* **DATASET RECORDS**
☆ ☆ ☆ ☆
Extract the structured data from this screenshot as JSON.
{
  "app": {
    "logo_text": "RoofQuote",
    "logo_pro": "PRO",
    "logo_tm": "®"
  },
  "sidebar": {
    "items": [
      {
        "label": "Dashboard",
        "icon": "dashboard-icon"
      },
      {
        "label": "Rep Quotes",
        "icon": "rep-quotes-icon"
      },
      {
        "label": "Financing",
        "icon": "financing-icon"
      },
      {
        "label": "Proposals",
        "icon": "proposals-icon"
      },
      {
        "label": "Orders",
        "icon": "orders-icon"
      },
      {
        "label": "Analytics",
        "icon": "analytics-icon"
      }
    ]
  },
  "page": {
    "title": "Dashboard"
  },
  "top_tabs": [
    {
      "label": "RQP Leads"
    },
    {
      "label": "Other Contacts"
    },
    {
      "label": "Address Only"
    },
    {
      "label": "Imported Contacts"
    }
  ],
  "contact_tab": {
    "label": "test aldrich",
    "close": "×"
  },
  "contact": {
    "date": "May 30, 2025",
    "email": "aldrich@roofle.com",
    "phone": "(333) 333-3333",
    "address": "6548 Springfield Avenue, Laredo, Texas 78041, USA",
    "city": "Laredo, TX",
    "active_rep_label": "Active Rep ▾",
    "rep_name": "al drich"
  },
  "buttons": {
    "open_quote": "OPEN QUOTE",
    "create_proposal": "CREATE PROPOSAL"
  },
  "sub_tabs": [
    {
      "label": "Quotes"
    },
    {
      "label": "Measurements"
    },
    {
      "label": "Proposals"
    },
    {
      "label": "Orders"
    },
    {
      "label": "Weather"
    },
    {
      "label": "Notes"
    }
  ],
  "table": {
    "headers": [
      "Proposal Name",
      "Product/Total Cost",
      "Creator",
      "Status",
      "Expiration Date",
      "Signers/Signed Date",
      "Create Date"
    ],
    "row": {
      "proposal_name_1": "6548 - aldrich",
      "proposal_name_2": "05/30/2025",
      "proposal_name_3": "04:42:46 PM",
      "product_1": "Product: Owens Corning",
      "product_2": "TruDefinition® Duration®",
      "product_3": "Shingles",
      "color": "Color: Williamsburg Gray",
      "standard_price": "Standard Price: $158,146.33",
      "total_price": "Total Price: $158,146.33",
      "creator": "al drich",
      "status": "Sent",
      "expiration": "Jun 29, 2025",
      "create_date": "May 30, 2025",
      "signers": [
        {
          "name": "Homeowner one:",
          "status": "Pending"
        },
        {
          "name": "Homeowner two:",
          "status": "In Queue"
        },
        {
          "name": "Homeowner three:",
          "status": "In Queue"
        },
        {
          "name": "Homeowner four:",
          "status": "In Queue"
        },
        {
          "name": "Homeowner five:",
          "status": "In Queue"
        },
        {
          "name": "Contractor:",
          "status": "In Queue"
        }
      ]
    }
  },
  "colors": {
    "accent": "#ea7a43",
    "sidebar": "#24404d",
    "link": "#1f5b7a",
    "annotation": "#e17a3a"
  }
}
☆ ☆ ☆ ☆
* **WRITTEN EXERCISE**
Read through the lines above and collect those that contain the string "Homeowner".

* **REPLY**
          "name": "Homeowner one:",
          "name": "Homeowner two:",
          "name": "Homeowner three:",
          "name": "Homeowner four:",
          "name": "Homeowner five:",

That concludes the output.